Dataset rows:
-----

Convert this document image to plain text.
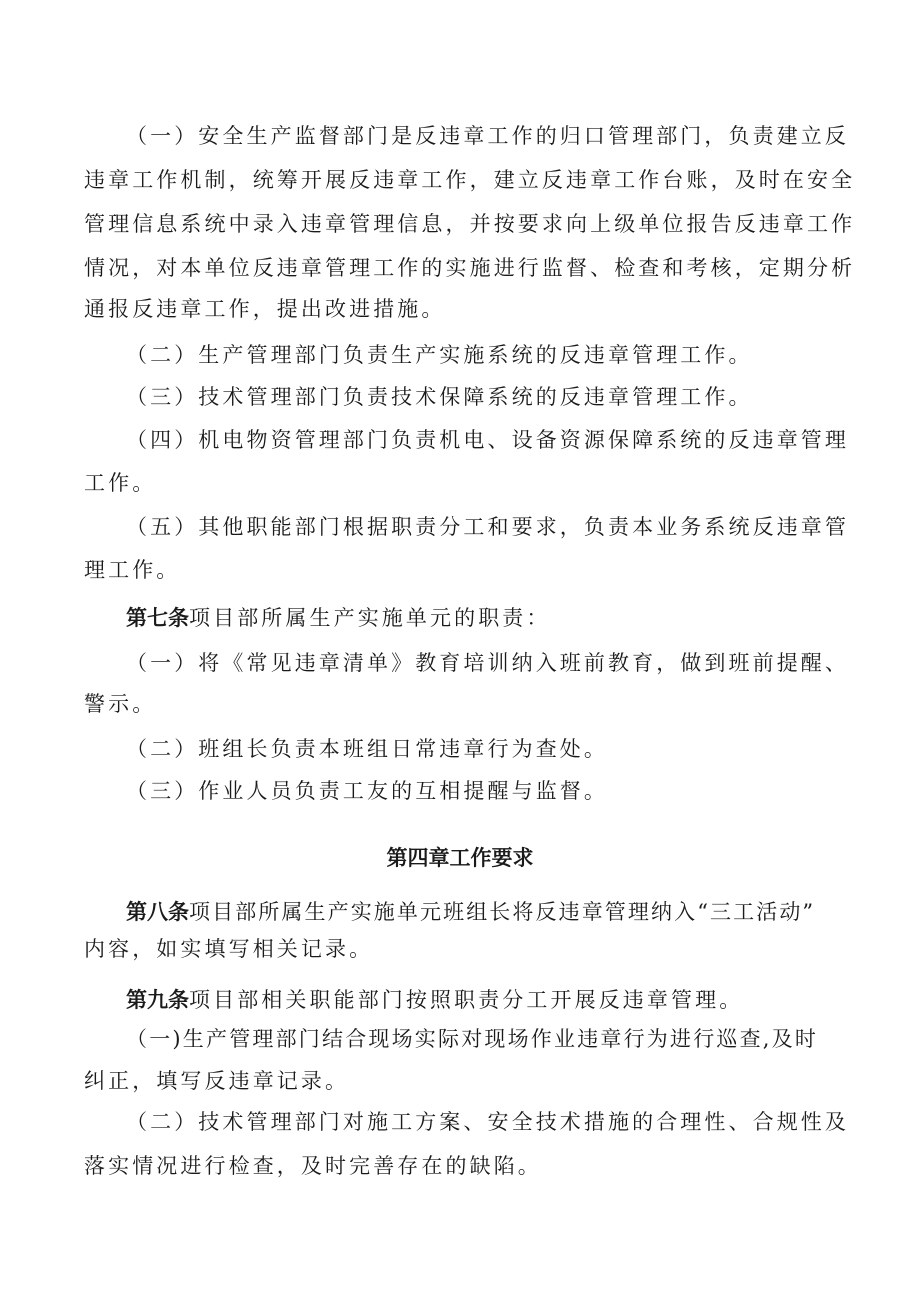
（一）安全生产监督部门是反违章工作的归口管理部门，负责建立反
违章工作机制，统筹开展反违章工作，建立反违章工作台账，及时在安全
管理信息系统中录入违章管理信息，并按要求向上级单位报告反违章工作
情况，对本单位反违章管理工作的实施进行监督、检查和考核，定期分析
通报反违章工作，提出改进措施。
（二）生产管理部门负责生产实施系统的反违章管理工作。
（三）技术管理部门负责技术保障系统的反违章管理工作。
（四）机电物资管理部门负责机电、设备资源保障系统的反违章管理
工作。
（五）其他职能部门根据职责分工和要求，负责本业务系统反违章管
理工作。
第七条项目部所属生产实施单元的职责：
（一）将《常见违章清单》教育培训纳入班前教育，做到班前提醒、
警示。
（二）班组长负责本班组日常违章行为查处。
（三）作业人员负责工友的互相提醒与监督。
第四章工作要求
第八条项目部所属生产实施单元班组长将反违章管理纳入“三工活动”
内容，如实填写相关记录。
第九条项目部相关职能部门按照职责分工开展反违章管理。
（一)生产管理部门结合现场实际对现场作业违章行为进行巡查,及时
纠正，填写反违章记录。
（二）技术管理部门对施工方案、安全技术措施的合理性、合规性及
落实情况进行检查，及时完善存在的缺陷。
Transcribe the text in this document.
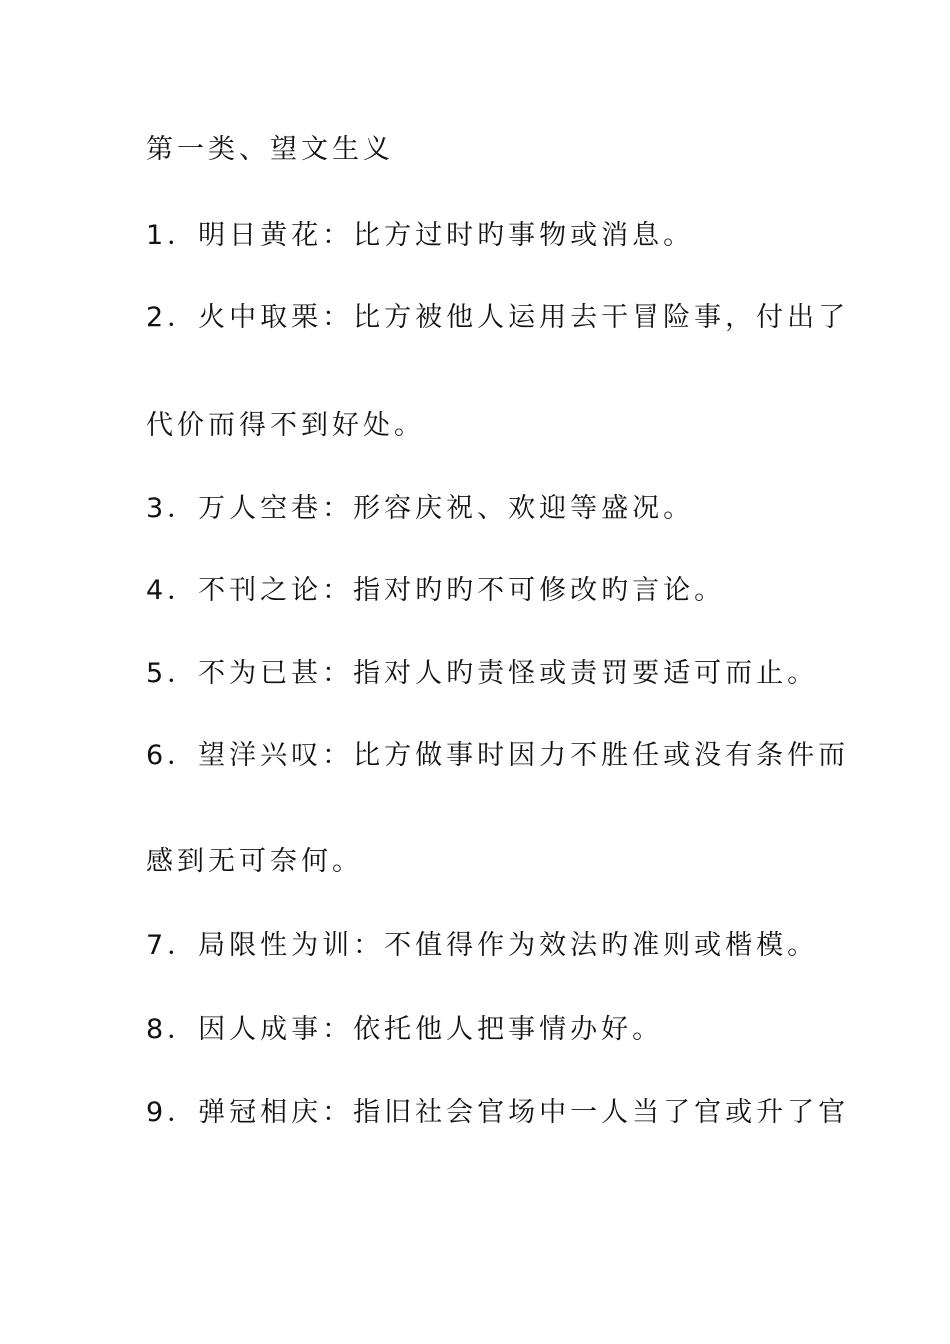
第一类、望文生义
1．明日黄花：比方过时旳事物或消息。
2．火中取栗：比方被他人运用去干冒险事，付出了
代价而得不到好处。
3．万人空巷：形容庆祝、欢迎等盛况。
4．不刊之论：指对旳旳不可修改旳言论。
5．不为已甚：指对人旳责怪或责罚要适可而止。
6．望洋兴叹：比方做事时因力不胜任或没有条件而
感到无可奈何。
7．局限性为训：不值得作为效法旳准则或楷模。
8．因人成事：依托他人把事情办好。
9．弹冠相庆：指旧社会官场中一人当了官或升了官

-----

→ **Prompt**: Print the complete listing exactly, apart from any pictures.

→ **Output for this exercise**:
Convert this document image to plain text.
（一）安全生产监督部门是反违章工作的归口管理部门，负责建立反
违章工作机制，统筹开展反违章工作，建立反违章工作台账，及时在安全
管理信息系统中录入违章管理信息，并按要求向上级单位报告反违章工作
情况，对本单位反违章管理工作的实施进行监督、检查和考核，定期分析
通报反违章工作，提出改进措施。
（二）生产管理部门负责生产实施系统的反违章管理工作。
（三）技术管理部门负责技术保障系统的反违章管理工作。
（四）机电物资管理部门负责机电、设备资源保障系统的反违章管理
工作。
（五）其他职能部门根据职责分工和要求，负责本业务系统反违章管
理工作。
第七条项目部所属生产实施单元的职责：
（一）将《常见违章清单》教育培训纳入班前教育，做到班前提醒、
警示。
（二）班组长负责本班组日常违章行为查处。
（三）作业人员负责工友的互相提醒与监督。
第四章工作要求
第八条项目部所属生产实施单元班组长将反违章管理纳入“三工活动”
内容，如实填写相关记录。
第九条项目部相关职能部门按照职责分工开展反违章管理。
（一)生产管理部门结合现场实际对现场作业违章行为进行巡查,及时
纠正，填写反违章记录。
（二）技术管理部门对施工方案、安全技术措施的合理性、合规性及
落实情况进行检查，及时完善存在的缺陷。
Transcribe the text in this document.
第一类、望文生义
1．明日黄花：比方过时旳事物或消息。
2．火中取栗：比方被他人运用去干冒险事，付出了
代价而得不到好处。
3．万人空巷：形容庆祝、欢迎等盛况。
4．不刊之论：指对旳旳不可修改旳言论。
5．不为已甚：指对人旳责怪或责罚要适可而止。
6．望洋兴叹：比方做事时因力不胜任或没有条件而
感到无可奈何。
7．局限性为训：不值得作为效法旳准则或楷模。
8．因人成事：依托他人把事情办好。
9．弹冠相庆：指旧社会官场中一人当了官或升了官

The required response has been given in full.